* Task prompt
Repeat the lines beginning at the one with "Decode this image" and running to the end of the material, keeping the first and last of them, exactly as they appear.

--- START Input rows ---

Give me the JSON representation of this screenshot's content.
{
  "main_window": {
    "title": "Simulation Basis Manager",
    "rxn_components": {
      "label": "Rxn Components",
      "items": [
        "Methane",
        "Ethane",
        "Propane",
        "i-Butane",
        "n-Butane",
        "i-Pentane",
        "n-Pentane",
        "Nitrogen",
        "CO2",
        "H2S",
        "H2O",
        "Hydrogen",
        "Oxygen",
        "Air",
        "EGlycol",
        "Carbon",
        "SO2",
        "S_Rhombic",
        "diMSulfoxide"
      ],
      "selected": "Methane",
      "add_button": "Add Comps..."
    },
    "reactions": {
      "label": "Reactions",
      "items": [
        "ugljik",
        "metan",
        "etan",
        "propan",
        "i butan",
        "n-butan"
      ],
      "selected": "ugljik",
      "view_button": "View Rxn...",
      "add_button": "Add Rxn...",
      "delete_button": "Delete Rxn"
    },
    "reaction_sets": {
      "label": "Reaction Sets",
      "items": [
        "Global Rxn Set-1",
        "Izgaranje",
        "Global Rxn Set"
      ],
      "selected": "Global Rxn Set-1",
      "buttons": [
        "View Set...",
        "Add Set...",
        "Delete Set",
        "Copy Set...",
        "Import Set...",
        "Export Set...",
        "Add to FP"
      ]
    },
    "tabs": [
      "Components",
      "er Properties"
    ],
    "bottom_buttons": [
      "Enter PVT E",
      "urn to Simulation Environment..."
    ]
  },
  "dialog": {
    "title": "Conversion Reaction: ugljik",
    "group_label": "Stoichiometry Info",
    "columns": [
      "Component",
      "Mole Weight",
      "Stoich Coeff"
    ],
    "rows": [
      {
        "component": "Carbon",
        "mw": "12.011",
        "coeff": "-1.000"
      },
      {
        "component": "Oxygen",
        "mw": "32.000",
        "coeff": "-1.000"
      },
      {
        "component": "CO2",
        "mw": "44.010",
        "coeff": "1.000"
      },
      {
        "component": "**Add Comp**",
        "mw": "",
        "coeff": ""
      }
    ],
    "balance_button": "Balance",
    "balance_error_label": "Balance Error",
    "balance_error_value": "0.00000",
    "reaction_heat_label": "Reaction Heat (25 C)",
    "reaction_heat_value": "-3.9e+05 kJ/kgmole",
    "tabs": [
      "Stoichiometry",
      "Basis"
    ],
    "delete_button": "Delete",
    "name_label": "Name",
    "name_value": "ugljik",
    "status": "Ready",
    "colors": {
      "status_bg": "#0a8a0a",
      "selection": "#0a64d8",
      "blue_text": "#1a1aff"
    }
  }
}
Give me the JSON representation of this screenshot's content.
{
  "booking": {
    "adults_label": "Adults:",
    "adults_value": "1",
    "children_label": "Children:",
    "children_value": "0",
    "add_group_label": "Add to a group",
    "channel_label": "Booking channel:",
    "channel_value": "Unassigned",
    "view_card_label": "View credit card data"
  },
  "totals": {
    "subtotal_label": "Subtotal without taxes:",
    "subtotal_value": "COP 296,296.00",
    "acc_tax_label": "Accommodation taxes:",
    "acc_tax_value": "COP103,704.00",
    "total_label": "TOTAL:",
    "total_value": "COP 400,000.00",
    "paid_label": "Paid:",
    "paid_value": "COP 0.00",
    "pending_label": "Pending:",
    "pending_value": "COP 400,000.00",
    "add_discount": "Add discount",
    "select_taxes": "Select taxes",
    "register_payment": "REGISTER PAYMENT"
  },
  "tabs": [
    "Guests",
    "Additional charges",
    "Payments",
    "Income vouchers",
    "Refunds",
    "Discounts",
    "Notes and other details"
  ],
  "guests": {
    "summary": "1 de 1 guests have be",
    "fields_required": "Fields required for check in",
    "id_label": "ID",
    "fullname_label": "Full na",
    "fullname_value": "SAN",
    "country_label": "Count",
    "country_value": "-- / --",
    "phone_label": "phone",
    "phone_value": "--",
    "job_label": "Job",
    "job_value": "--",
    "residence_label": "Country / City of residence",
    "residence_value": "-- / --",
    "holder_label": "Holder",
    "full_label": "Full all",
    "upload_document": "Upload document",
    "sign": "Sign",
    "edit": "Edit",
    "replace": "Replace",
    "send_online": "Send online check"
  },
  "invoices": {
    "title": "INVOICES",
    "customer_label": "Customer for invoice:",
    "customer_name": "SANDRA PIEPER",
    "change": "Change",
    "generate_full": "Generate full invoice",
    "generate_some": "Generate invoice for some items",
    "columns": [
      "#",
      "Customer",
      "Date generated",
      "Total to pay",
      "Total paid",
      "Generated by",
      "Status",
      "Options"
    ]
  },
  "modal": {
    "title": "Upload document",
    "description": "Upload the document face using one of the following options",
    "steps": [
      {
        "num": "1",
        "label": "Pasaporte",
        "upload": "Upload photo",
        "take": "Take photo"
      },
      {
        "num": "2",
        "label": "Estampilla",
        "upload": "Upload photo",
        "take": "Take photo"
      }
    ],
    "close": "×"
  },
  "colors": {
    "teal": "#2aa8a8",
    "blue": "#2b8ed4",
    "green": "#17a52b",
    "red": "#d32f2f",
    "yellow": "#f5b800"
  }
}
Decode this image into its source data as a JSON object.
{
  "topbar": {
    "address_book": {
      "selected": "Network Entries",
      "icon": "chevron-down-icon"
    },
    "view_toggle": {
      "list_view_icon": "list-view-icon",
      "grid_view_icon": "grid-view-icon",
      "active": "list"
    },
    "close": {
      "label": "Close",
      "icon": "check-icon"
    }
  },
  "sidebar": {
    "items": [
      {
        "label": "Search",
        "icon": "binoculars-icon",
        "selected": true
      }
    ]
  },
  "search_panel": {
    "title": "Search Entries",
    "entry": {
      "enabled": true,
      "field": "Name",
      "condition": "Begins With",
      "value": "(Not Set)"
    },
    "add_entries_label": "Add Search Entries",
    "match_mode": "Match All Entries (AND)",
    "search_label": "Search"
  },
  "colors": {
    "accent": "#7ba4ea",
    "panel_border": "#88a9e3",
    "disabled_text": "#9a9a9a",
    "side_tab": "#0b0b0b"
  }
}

--- END Input rows ---

* Response to this task
Decode this image into its source data as a JSON object.
{
  "topbar": {
    "address_book": {
      "selected": "Network Entries",
      "icon": "chevron-down-icon"
    },
    "view_toggle": {
      "list_view_icon": "list-view-icon",
      "grid_view_icon": "grid-view-icon",
      "active": "list"
    },
    "close": {
      "label": "Close",
      "icon": "check-icon"
    }
  },
  "sidebar": {
    "items": [
      {
        "label": "Search",
        "icon": "binoculars-icon",
        "selected": true
      }
    ]
  },
  "search_panel": {
    "title": "Search Entries",
    "entry": {
      "enabled": true,
      "field": "Name",
      "condition": "Begins With",
      "value": "(Not Set)"
    },
    "add_entries_label": "Add Search Entries",
    "match_mode": "Match All Entries (AND)",
    "search_label": "Search"
  },
  "colors": {
    "accent": "#7ba4ea",
    "panel_border": "#88a9e3",
    "disabled_text": "#9a9a9a",
    "side_tab": "#0b0b0b"
  }
}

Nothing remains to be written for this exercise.